* _To do_
Find all lines in the listing that include the word "JSON", then copy them.

* _Listing_

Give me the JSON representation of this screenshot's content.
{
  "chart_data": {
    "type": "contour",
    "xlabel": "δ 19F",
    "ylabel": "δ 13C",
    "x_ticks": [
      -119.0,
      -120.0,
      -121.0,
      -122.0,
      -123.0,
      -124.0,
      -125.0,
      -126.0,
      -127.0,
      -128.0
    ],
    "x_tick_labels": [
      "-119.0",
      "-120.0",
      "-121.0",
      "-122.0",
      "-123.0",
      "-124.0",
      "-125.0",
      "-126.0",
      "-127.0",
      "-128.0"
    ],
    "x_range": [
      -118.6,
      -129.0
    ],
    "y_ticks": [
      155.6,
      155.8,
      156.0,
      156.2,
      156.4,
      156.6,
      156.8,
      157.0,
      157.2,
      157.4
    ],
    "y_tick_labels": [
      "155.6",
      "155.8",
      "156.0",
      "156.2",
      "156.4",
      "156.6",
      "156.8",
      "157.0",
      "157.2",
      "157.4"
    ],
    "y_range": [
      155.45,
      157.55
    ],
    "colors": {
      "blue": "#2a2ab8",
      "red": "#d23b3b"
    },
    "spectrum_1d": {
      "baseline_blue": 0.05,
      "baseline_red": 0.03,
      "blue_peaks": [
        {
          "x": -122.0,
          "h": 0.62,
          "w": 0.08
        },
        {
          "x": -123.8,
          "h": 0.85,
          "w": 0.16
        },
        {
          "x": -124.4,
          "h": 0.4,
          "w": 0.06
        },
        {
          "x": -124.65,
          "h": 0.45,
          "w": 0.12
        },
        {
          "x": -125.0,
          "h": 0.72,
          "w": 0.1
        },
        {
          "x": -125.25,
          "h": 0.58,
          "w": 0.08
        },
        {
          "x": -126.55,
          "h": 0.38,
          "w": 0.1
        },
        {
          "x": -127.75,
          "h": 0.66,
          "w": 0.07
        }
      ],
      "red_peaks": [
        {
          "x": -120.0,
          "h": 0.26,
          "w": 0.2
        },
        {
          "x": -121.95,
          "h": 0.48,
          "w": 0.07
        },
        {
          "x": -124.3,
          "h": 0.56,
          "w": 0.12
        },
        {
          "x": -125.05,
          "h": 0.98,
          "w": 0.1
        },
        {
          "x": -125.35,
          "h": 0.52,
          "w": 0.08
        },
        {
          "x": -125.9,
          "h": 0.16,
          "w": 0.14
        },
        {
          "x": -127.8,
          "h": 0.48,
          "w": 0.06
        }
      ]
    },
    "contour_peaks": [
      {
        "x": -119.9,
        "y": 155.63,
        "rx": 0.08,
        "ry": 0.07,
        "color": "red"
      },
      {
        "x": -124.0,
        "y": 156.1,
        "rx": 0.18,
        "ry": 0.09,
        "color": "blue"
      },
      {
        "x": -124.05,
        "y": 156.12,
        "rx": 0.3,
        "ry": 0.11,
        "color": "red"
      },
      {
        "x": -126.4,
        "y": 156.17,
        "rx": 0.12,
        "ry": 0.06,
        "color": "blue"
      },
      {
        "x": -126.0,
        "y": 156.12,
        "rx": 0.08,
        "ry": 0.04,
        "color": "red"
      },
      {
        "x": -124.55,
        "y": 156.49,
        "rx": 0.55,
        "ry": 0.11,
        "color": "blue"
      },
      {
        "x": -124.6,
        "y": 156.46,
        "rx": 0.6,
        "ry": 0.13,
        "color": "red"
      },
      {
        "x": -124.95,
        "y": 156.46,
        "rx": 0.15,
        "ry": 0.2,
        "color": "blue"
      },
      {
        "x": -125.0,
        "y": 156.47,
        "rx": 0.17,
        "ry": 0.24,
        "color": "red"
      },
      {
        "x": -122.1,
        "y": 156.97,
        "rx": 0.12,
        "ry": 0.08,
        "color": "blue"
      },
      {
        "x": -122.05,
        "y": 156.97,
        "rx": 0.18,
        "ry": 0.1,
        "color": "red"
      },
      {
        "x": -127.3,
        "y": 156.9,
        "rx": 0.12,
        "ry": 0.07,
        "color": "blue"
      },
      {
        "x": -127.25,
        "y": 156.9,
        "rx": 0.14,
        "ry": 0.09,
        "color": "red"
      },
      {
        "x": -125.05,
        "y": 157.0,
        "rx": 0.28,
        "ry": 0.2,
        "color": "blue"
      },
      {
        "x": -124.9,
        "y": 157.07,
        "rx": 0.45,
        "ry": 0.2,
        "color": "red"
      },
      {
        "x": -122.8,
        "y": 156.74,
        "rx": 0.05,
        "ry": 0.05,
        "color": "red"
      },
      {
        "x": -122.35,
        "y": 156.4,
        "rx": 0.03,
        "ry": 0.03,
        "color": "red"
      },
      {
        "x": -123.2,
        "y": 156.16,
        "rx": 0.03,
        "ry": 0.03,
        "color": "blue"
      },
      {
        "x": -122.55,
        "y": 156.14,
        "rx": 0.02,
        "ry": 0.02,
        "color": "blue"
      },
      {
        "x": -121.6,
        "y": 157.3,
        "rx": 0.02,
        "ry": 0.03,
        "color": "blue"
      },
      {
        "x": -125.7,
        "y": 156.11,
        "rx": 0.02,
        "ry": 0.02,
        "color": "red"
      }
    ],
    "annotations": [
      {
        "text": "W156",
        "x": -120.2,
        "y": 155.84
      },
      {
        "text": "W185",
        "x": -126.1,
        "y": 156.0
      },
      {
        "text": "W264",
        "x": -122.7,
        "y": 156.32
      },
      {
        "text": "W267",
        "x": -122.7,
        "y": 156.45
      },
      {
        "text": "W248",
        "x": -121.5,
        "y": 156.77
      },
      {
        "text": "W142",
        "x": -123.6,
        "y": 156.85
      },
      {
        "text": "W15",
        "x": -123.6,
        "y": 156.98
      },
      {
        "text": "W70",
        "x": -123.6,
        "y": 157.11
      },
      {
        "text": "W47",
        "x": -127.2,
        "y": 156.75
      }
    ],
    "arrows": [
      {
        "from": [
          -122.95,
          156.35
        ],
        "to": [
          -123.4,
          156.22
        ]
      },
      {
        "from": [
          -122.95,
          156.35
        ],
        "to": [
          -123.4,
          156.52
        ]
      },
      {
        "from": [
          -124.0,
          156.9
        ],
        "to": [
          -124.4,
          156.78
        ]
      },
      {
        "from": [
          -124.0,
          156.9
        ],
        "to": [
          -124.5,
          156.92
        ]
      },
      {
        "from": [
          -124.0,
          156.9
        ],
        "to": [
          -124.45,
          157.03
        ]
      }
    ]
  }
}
---
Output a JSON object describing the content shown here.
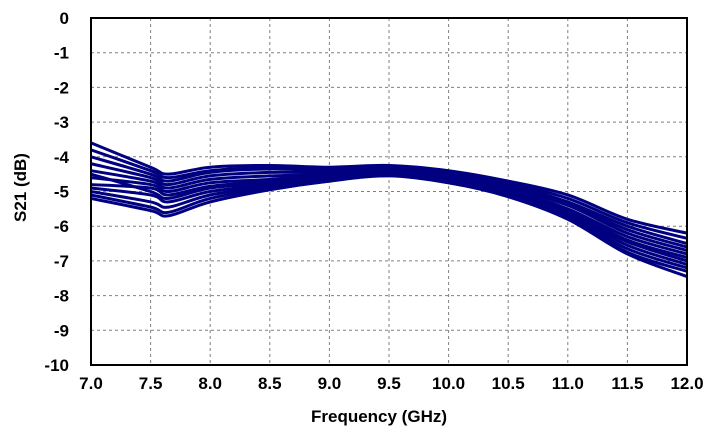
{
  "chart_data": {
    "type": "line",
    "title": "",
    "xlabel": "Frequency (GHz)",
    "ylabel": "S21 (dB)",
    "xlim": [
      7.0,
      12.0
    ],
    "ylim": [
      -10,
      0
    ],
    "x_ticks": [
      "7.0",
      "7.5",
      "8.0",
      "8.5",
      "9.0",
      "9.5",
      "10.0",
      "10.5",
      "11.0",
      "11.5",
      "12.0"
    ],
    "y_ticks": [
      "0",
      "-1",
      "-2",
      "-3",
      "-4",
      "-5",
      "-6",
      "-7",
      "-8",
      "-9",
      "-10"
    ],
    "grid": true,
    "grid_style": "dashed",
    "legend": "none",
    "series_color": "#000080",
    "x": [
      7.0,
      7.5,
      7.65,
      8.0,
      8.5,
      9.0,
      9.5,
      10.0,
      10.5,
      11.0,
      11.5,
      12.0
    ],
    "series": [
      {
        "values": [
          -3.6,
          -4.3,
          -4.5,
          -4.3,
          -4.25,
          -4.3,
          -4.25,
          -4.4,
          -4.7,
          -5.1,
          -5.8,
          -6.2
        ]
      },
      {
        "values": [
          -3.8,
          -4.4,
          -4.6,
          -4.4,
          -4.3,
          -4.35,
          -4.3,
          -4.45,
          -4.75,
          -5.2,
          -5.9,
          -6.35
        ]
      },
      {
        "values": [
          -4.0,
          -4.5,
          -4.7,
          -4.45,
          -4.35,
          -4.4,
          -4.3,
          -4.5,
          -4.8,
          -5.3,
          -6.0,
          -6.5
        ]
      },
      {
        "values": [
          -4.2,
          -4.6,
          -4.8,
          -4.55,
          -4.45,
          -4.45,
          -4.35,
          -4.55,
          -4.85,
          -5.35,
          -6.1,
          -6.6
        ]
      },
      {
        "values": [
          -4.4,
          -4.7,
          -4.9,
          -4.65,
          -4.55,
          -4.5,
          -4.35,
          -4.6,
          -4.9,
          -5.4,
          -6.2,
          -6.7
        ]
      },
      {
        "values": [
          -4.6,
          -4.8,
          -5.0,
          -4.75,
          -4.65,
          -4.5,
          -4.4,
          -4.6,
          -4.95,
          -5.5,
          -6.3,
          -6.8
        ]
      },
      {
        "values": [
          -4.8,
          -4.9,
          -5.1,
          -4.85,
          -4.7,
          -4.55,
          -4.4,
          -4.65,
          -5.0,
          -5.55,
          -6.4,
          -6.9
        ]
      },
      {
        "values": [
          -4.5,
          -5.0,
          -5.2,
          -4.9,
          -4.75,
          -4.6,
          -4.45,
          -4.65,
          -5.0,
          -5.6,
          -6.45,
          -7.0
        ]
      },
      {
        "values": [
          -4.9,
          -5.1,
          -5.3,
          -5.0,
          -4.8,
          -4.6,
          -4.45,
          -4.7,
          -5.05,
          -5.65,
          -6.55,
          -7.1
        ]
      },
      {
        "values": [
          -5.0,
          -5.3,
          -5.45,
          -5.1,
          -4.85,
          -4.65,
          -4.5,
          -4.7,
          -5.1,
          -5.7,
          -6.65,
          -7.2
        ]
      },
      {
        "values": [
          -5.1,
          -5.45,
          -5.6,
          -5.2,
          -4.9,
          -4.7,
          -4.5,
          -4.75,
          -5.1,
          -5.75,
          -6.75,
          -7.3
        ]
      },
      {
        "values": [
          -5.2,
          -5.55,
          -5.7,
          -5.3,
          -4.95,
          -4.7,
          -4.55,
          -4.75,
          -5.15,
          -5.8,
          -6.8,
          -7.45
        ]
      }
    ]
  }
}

* _The reply_
Give me the JSON representation of this screenshot's content.
Output a JSON object describing the content shown here.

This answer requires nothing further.